* begin Working data *
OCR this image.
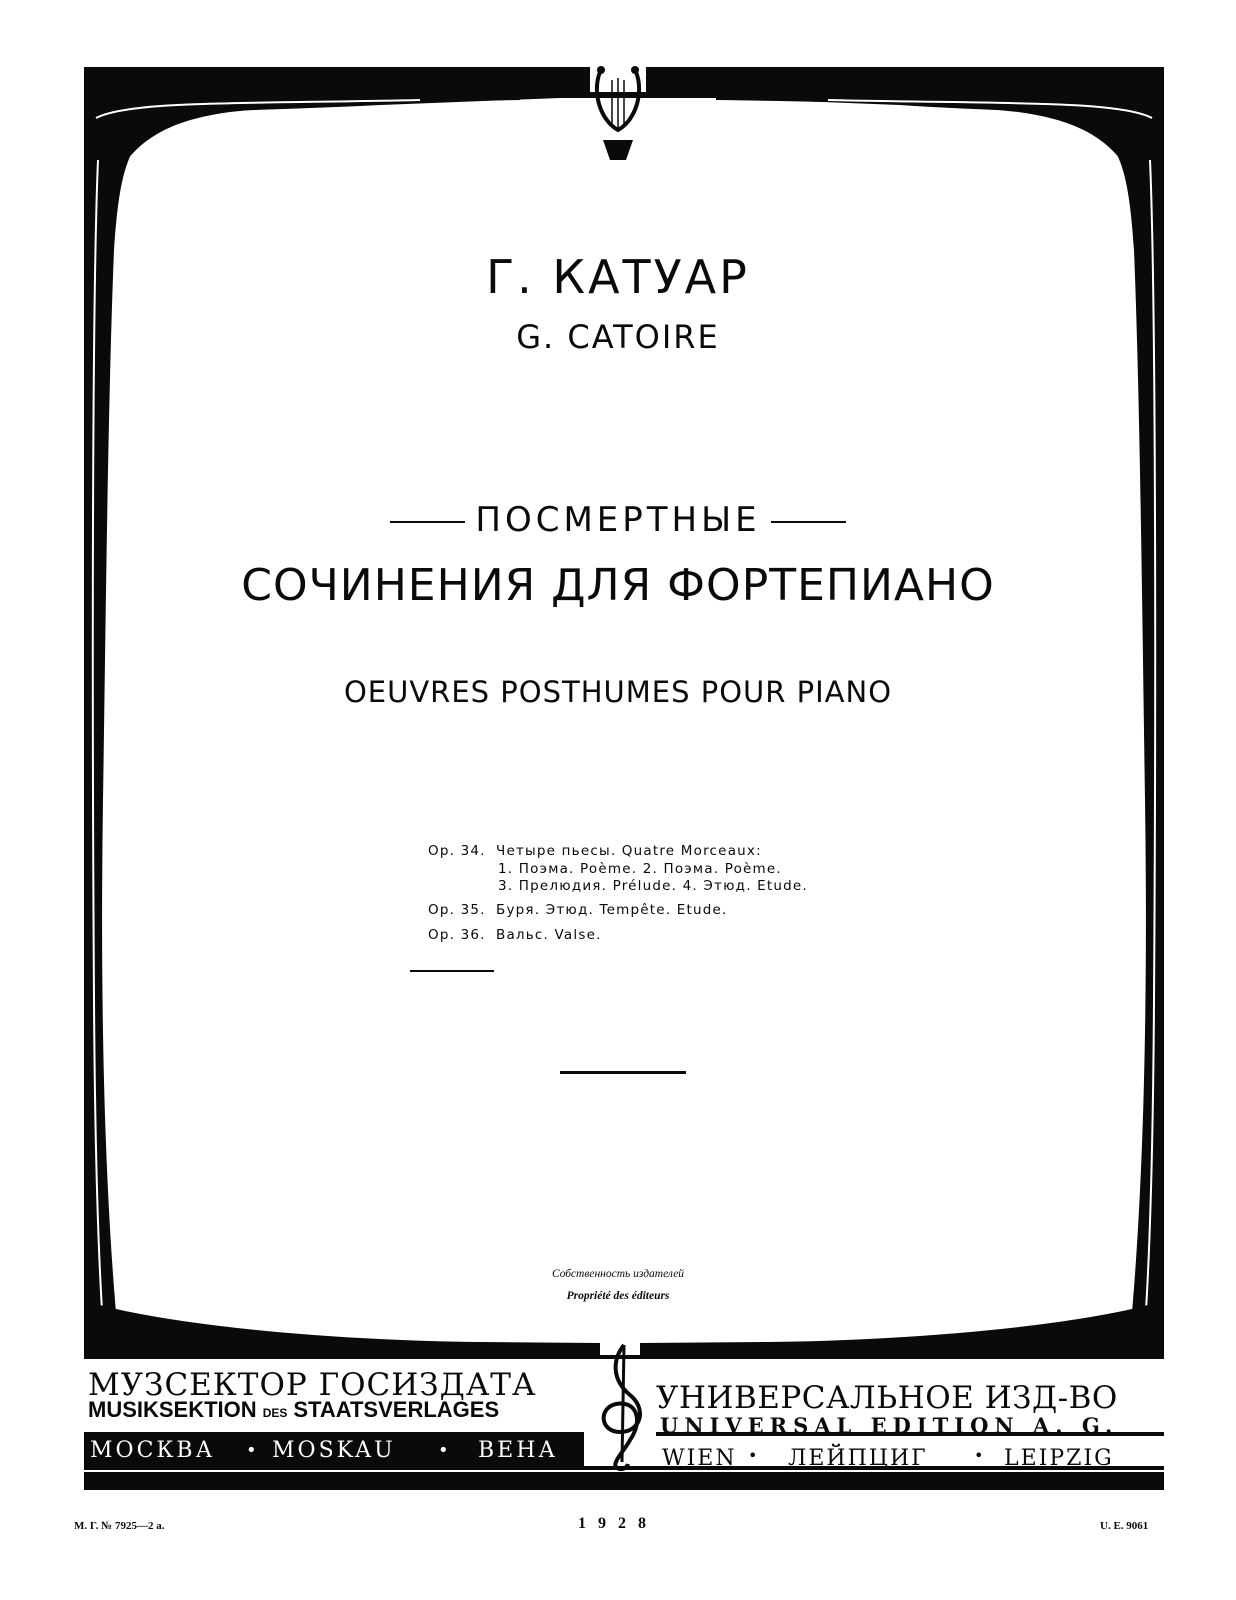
Г. КАТУАР
G. CATOIRE
ПОСМЕРТНЫЕ
СОЧИНЕНИЯ ДЛЯ ФОРТЕПИАНО
OEUVRES POSTHUMES POUR PIANO
Op. 34. Четыре пьесы. Quatre Morceaux:
1. Поэма. Poème. 2. Поэма. Poème.
3. Прелюдия. Prélude. 4. Этюд. Etude.
Op. 35. Буря. Этюд. Tempête. Etude.
Op. 36. Вальс. Valse.
Собственность издателей
Propriété des éditeurs
МУЗСЕКТОР ГОСИЗДАТА
MUSIKSEKTION DES STAATSVERLAGES	УНИВЕРСАЛЬНОЕ ИЗД-ВО
UNIVERSAL EDITION A. G.
МОСКВА • MOSKAU • ВЕНА	WIEN • ЛЕЙПЦИГ	• LEIPZIG
M. Г. № 7925—2 a.	1928	U. E. 9061
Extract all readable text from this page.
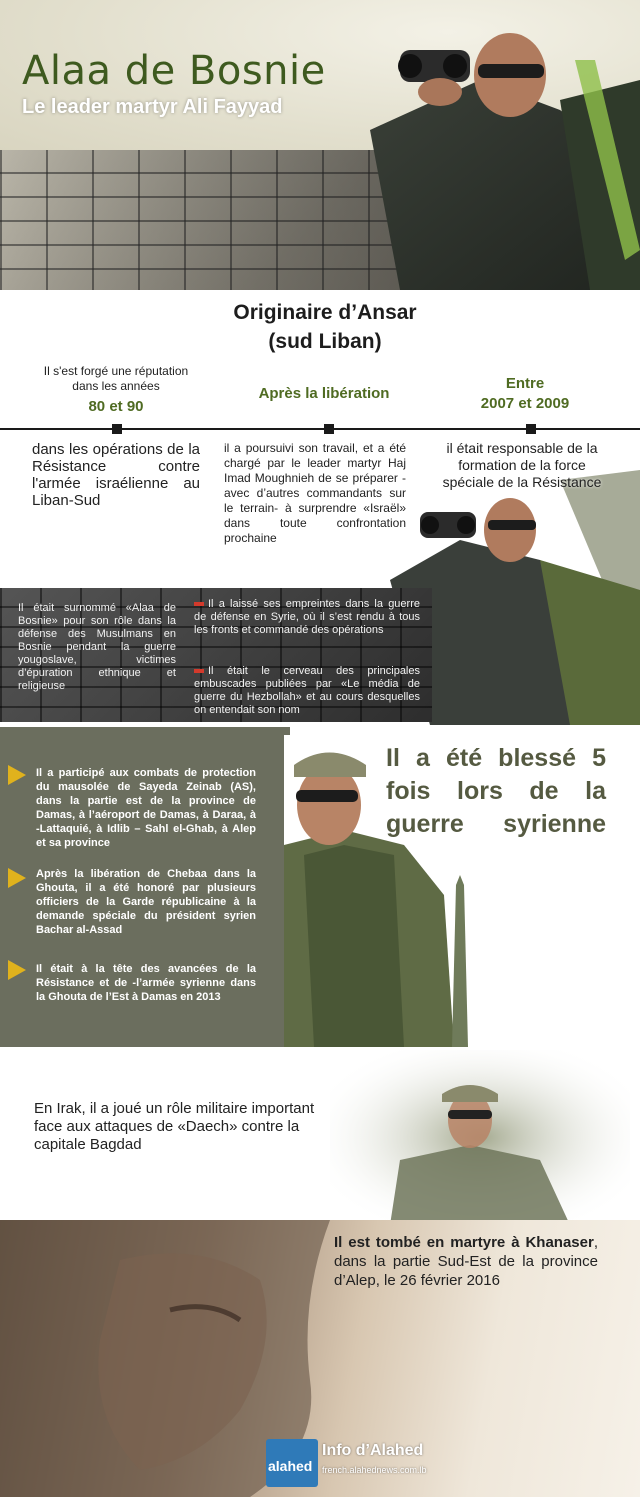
Alaa de Bosnie
Le leader martyr Ali Fayyad
Originaire d’Ansar
(sud Liban)
Il s'est forgé une réputation dans les années
80 et 90
Après la libération
Entre
2007 et 2009
dans les opérations de la Résistance contre l'armée israélienne au Liban-Sud
il a poursuivi son travail, et a été chargé par le leader martyr Haj Imad Moughnieh de se préparer -avec d’autres commandants sur le terrain- à surprendre «Israël» dans toute confrontation prochaine
il était responsable de la formation de la force spéciale de la Résistance
Il était surnommé «Alaa de Bosnie» pour son rôle dans la défense des Musulmans en Bosnie pendant la guerre yougoslave, victimes d’épuration ethnique et religieuse
Il a laissé ses empreintes dans la guerre de défense en Syrie, où il s’est rendu à tous les fronts et commandé des opérations
Il était le cerveau des principales embuscades publiées par «Le média de guerre du Hezbollah» et au cours desquelles on entendait son nom
Il a participé aux combats de protection du mausolée de Sayeda Zeinab (AS), dans la partie est de la province de Damas, à l’aéroport de Damas, à Daraa, à -Lattaquié, à Idlib – Sahl el-Ghab, à Alep et sa province
Après la libération de Chebaa dans la Ghouta, il a été honoré par plusieurs officiers de la Garde républicaine à la demande spéciale du président syrien Bachar al-Assad
Il était à la tête des avancées de la Résistance et de -l’armée syrienne dans la Ghouta de l’Est à Damas en 2013
Il a été blessé 5 fois lors de la guerre syrienne
En Irak, il a joué un rôle militaire important face aux attaques de «Daech» contre la capitale Bagdad
Il est tombé en martyre à Khanaser, dans la partie Sud-Est de la province d’Alep, le 26 février 2016
alahed
Info d’Alahed
french.alahednews.com.lb
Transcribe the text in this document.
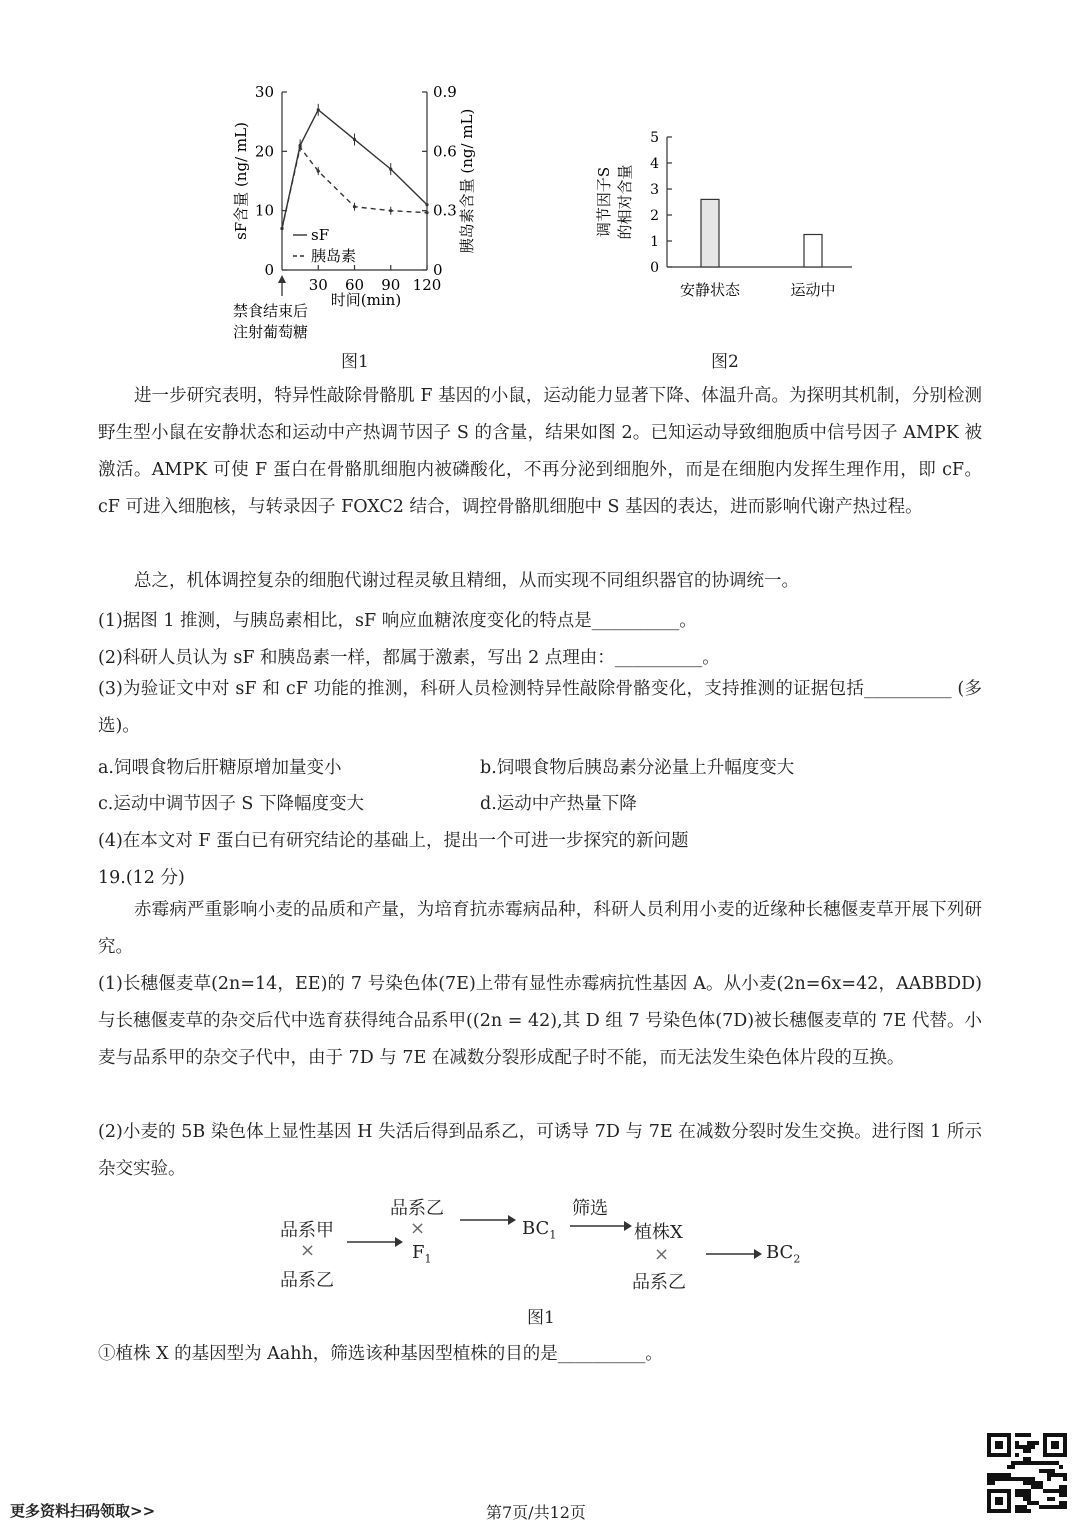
30
20
10
0
0.9
0.6
0.3
0
30 60 90 120
sF
胰岛素
sF含量 (ng/ mL)	胰岛素含量 (ng/ mL)
时间(min)
禁食结束后
注射葡萄糖
5
4
3
2
1
0
安静状态	运动中
调节因子S 的相对含量
图1	图2
进一步研究表明，特异性敲除骨骼肌 F 基因的小鼠，运动能力显著下降、体温升高。为探明其机制，分别检测野生型小鼠在安静状态和运动中产热调节因子 S 的含量，结果如图 2。已知运动导致细胞质中信号因子 AMPK 被激活。AMPK 可使 F 蛋白在骨骼肌细胞内被磷酸化，不再分泌到细胞外，而是在细胞内发挥生理作用，即 cF。cF 可进入细胞核，与转录因子 FOXC2 结合，调控骨骼肌细胞中 S 基因的表达，进而影响代谢产热过程。
总之，机体调控复杂的细胞代谢过程灵敏且精细，从而实现不同组织器官的协调统一。
(1)据图 1 推测，与胰岛素相比，sF 响应血糖浓度变化的特点是__________。
(2)科研人员认为 sF 和胰岛素一样，都属于激素，写出 2 点理由：__________。
(3)为验证文中对 sF 和 cF 功能的推测，科研人员检测特异性敲除骨骼变化，支持推测的证据包括__________ (多选)。
a.饲喂食物后肝糖原增加量变小	b.饲喂食物后胰岛素分泌量上升幅度变大
c.运动中调节因子 S 下降幅度变大	d.运动中产热量下降
(4)在本文对 F 蛋白已有研究结论的基础上，提出一个可进一步探究的新问题
19.(12 分)
赤霉病严重影响小麦的品质和产量，为培育抗赤霉病品种，科研人员利用小麦的近缘种长穗偃麦草开展下列研究。
(1)长穗偃麦草(2n=14，EE)的 7 号染色体(7E)上带有显性赤霉病抗性基因 A。从小麦(2n=6x=42，AABBDD)与长穗偃麦草的杂交后代中选育获得纯合品系甲((2n = 42),其 D 组 7 号染色体(7D)被长穗偃麦草的 7E 代替。小麦与品系甲的杂交子代中，由于 7D 与 7E 在减数分裂形成配子时不能，而无法发生染色体片段的互换。
(2)小麦的 5B 染色体上显性基因 H 失活后得到品系乙，可诱导 7D 与 7E 在减数分裂时发生交换。进行图 1 所示杂交实验。
品系甲
×
品系乙
品系乙
×
$F_1$
$BC_1$
筛选
植株X
×
品系乙
$BC_2$
图1
①植株 X 的基因型为 Aahh，筛选该种基因型植株的目的是__________。
更多资料扫码领取>>	第7页/共12页
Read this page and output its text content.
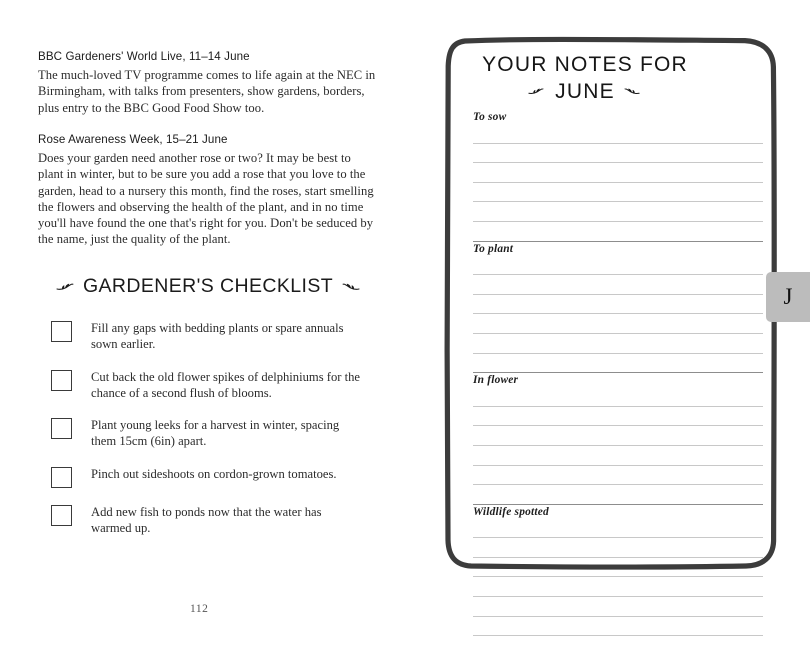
BBC Gardeners' World Live, 11–14 June

The much-loved TV programme comes to life again at the NEC in Birmingham, with talks from presenters, show gardens, borders, plus entry to the BBC Good Food Show too.

Rose Awareness Week, 15–21 June

Does your garden need another rose or two? It may be best to plant in winter, but to be sure you add a rose that you love to the garden, head to a nursery this month, find the roses, start smelling the flowers and observing the health of the plant, and in no time you'll have found the one that's right for you. Don't be seduced by the name, just the quality of the plant.

GARDENER'S CHECKLIST
Fill any gaps with bedding plants or spare annuals sown earlier.
Cut back the old flower spikes of delphiniums for the chance of a second flush of blooms.
Plant young leeks for a harvest in winter, spacing them 15cm (6in) apart.
Pinch out sideshoots on cordon-grown tomatoes.
Add new fish to ponds now that the water has warmed up.
112
YOUR NOTES FOR
JUNE
To sow
To plant
In flower
Wildlife spotted
J
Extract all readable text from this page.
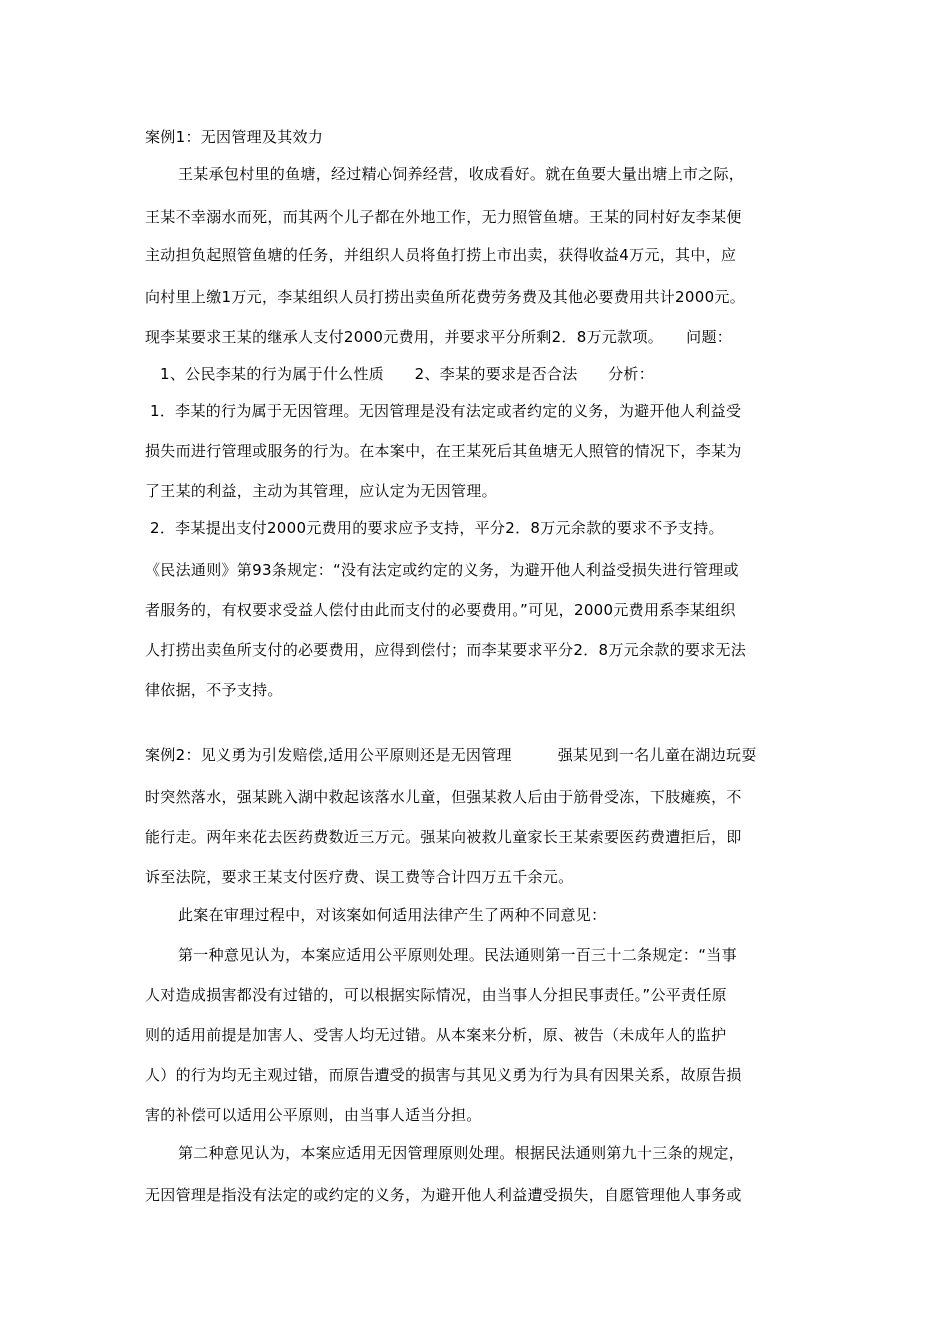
案例1：无因管理及其效力
王某承包村里的鱼塘，经过精心饲养经营，收成看好。就在鱼要大量出塘上市之际，
王某不幸溺水而死，而其两个儿子都在外地工作，无力照管鱼塘。王某的同村好友李某便
主动担负起照管鱼塘的任务，并组织人员将鱼打捞上市出卖，获得收益4万元，其中，应
向村里上缴1万元，李某组织人员打捞出卖鱼所花费劳务费及其他必要费用共计2000元。
现李某要求王某的继承人支付2000元费用，并要求平分所剩2．8万元款项。　　问题：
1、公民李某的行为属于什么性质　　2、李某的要求是否合法　　分析：
1．李某的行为属于无因管理。无因管理是没有法定或者约定的义务，为避开他人利益受
损失而进行管理或服务的行为。在本案中，在王某死后其鱼塘无人照管的情况下，李某为
了王某的利益，主动为其管理，应认定为无因管理。
2．李某提出支付2000元费用的要求应予支持，平分2．8万元余款的要求不予支持。
《民法通则》第93条规定：“没有法定或约定的义务，为避开他人利益受损失进行管理或
者服务的，有权要求受益人偿付由此而支付的必要费用。”可见，2000元费用系李某组织
人打捞出卖鱼所支付的必要费用，应得到偿付；而李某要求平分2．8万元余款的要求无法
律依据，不予支持。
案例2：见义勇为引发赔偿,适用公平原则还是无因管理　　　强某见到一名儿童在湖边玩耍
时突然落水，强某跳入湖中救起该落水儿童，但强某救人后由于筋骨受冻，下肢瘫痪，不
能行走。两年来花去医药费数近三万元。强某向被救儿童家长王某索要医药费遭拒后，即
诉至法院，要求王某支付医疗费、误工费等合计四万五千余元。
此案在审理过程中，对该案如何适用法律产生了两种不同意见：
第一种意见认为，本案应适用公平原则处理。民法通则第一百三十二条规定：“当事
人对造成损害都没有过错的，可以根据实际情况，由当事人分担民事责任。”公平责任原
则的适用前提是加害人、受害人均无过错。从本案来分析，原、被告（未成年人的监护
人）的行为均无主观过错，而原告遭受的损害与其见义勇为行为具有因果关系，故原告损
害的补偿可以适用公平原则，由当事人适当分担。
第二种意见认为，本案应适用无因管理原则处理。根据民法通则第九十三条的规定，
无因管理是指没有法定的或约定的义务，为避开他人利益遭受损失，自愿管理他人事务或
* end Working data *
▸ Set task
Show every line of the records above that contains the word "text".

▸ Output for this exercise
Extract all readable text from this page.
Transcribe the text in this document.
Read this page and output its text content.
Extract all readable text from this page.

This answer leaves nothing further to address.